(Records excerpted from a collection)
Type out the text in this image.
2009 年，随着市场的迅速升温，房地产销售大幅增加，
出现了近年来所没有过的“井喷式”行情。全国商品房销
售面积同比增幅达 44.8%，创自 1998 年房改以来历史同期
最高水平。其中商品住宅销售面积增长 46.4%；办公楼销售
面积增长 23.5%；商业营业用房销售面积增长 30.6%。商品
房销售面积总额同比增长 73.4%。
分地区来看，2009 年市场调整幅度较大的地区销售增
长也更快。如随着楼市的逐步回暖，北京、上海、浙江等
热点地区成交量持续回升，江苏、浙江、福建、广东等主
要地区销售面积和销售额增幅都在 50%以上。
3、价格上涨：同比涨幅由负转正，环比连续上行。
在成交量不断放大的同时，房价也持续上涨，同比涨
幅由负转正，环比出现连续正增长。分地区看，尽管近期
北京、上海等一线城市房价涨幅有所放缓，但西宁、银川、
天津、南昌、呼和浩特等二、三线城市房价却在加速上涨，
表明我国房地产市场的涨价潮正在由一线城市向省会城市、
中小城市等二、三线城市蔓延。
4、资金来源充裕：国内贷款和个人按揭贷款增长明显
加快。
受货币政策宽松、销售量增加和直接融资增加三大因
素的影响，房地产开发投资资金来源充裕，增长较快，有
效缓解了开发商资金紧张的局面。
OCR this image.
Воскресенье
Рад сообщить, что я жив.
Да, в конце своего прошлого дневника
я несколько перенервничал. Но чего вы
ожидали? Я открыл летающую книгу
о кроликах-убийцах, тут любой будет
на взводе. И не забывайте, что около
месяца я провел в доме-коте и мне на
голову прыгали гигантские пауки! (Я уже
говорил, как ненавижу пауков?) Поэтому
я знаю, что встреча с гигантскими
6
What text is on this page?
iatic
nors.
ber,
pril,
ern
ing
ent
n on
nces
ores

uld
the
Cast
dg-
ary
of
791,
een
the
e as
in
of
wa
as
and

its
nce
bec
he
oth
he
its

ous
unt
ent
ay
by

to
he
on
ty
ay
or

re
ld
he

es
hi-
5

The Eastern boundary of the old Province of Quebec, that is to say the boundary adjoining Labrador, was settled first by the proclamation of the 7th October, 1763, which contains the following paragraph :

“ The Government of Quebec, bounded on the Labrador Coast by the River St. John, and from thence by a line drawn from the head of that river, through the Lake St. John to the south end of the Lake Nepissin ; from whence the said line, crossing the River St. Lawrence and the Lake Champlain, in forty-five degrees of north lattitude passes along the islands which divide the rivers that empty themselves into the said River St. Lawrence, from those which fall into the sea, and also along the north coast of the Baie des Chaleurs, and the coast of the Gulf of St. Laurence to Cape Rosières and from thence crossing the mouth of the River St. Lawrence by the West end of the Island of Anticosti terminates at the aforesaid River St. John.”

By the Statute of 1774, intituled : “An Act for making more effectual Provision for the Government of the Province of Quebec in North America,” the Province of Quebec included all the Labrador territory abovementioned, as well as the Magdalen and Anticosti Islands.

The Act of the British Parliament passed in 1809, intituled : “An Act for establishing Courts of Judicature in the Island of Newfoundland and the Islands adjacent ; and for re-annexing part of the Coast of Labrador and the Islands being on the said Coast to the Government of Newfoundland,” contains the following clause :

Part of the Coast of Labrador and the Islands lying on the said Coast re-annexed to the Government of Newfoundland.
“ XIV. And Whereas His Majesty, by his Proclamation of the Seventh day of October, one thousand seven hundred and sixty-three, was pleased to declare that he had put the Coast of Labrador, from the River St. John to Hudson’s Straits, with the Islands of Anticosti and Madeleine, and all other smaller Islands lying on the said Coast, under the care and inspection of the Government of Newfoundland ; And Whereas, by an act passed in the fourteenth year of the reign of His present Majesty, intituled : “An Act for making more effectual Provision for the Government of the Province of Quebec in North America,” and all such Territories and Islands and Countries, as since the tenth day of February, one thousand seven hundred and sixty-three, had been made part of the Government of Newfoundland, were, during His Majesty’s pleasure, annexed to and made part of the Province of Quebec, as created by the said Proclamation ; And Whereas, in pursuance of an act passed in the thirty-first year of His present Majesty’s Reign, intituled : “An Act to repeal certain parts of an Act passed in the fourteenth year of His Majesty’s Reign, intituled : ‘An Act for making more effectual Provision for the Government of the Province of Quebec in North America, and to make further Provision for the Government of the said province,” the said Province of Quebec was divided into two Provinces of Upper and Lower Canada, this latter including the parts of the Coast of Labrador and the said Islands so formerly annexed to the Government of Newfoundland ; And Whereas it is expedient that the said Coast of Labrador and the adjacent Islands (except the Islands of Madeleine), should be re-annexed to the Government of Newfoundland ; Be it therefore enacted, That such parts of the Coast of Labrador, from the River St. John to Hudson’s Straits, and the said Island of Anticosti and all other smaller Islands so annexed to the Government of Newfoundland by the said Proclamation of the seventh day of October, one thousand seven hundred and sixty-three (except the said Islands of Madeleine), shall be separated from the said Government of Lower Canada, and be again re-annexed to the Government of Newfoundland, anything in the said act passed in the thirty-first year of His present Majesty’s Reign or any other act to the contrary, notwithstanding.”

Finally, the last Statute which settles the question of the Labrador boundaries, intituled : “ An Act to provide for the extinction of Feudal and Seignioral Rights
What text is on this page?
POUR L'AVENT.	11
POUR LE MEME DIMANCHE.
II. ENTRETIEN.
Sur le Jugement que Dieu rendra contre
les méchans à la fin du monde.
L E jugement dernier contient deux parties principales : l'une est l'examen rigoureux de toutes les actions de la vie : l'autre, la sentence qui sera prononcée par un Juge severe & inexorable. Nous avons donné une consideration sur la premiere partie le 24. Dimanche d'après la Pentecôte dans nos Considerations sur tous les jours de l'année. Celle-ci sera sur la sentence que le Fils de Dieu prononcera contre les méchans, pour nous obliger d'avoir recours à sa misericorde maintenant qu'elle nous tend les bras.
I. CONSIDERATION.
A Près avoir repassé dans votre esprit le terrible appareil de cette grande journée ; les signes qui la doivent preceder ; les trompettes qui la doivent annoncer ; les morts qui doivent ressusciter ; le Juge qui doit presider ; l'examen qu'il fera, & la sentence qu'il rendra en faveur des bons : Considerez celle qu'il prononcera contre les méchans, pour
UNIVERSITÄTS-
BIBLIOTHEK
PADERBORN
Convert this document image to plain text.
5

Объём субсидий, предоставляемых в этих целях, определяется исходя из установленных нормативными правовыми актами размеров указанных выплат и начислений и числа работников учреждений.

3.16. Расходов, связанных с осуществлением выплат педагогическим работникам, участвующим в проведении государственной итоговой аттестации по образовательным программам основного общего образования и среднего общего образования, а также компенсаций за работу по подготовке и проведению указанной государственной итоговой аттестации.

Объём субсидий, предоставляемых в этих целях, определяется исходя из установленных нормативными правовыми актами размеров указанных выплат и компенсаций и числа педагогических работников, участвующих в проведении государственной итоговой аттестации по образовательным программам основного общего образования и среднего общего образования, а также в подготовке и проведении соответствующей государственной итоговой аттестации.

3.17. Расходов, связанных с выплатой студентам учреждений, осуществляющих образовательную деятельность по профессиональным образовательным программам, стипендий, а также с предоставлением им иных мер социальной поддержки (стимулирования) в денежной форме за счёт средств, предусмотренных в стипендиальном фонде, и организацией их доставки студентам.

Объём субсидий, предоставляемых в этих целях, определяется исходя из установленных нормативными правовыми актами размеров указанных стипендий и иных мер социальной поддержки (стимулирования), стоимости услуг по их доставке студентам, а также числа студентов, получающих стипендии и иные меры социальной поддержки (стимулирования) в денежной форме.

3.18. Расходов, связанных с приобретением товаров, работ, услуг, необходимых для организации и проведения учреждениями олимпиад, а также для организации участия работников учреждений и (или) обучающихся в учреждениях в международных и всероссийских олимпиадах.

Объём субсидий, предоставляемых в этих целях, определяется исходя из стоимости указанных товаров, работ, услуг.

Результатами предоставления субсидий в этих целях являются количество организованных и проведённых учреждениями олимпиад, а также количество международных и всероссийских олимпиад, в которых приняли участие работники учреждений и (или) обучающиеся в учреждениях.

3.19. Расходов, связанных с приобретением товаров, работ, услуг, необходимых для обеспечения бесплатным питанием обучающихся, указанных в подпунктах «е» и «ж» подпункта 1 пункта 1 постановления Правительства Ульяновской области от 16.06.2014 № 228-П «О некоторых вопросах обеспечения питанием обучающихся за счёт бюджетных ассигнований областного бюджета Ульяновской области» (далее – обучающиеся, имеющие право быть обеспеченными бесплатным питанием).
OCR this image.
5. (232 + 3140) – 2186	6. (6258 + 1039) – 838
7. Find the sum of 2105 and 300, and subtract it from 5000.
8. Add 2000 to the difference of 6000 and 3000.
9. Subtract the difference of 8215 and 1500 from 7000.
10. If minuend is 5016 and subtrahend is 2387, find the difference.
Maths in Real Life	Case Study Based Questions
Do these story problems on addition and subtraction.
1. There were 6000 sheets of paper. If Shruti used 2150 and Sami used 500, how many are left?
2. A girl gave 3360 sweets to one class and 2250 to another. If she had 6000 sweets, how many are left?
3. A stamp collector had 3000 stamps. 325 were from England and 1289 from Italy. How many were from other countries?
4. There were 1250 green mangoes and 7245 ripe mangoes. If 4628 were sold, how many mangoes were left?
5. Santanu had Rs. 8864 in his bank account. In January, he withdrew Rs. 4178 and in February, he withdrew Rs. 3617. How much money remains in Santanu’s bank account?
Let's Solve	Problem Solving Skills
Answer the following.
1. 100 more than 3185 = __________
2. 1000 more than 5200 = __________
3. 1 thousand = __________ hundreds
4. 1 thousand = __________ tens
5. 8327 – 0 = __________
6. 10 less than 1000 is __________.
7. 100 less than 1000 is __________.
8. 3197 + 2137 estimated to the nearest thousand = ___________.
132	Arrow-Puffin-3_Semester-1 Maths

→ Problem statement:
Copy every line in the records above that contains the word "всероссийских".

→ Solution to the exercise:
3.18. Расходов, связанных с приобретением товаров, работ, услуг, необходимых для организации и проведения учреждениями олимпиад, а также для организации участия работников учреждений и (или) обучающихся в учреждениях в международных и всероссийских олимпиадах.
Результатами предоставления субсидий в этих целях являются количество организованных и проведённых учреждениями олимпиад, а также количество международных и всероссийских олимпиад, в которых приняли участие работники учреждений и (или) обучающиеся в учреждениях.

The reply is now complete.